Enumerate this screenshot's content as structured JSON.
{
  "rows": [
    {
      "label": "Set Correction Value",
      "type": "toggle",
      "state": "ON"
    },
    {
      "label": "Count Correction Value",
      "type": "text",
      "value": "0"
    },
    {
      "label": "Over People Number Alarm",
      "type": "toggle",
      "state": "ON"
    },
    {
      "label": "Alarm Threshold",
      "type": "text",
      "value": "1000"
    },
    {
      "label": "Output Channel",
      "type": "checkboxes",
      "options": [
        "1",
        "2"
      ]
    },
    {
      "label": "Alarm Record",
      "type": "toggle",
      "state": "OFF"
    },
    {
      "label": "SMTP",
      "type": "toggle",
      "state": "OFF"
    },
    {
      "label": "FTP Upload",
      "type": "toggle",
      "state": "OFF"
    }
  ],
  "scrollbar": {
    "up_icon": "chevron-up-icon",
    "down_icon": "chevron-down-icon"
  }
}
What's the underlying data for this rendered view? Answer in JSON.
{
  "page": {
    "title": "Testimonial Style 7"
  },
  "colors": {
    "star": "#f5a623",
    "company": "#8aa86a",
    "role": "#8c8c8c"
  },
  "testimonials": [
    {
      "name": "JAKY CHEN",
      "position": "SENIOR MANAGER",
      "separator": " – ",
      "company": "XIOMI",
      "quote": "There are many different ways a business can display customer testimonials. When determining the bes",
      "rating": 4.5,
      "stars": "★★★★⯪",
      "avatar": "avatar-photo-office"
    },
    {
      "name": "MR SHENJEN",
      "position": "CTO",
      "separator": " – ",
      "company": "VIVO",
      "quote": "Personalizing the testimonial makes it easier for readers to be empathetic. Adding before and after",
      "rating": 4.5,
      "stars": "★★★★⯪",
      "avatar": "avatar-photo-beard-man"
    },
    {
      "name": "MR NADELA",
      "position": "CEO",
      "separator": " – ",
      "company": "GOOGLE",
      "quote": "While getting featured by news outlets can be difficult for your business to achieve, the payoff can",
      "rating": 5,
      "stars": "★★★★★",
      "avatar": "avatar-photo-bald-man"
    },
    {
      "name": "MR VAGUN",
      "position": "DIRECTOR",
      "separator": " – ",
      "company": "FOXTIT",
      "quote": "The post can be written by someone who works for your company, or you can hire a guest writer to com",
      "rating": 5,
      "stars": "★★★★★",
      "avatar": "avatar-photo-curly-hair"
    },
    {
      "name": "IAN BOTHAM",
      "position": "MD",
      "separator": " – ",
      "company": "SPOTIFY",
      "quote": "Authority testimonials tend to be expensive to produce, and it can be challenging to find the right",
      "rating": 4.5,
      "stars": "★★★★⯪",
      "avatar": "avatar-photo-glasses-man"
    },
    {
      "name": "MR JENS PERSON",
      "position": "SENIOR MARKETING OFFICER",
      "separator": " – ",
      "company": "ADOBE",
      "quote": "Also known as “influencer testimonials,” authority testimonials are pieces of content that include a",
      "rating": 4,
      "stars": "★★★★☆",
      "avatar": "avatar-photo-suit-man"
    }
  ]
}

- _PROBLEM_:
Locate the word "Correction" in the records above, and return each line that has it.

- _FINAL ANSWER_:
      "label": "Set Correction Value",
      "label": "Count Correction Value",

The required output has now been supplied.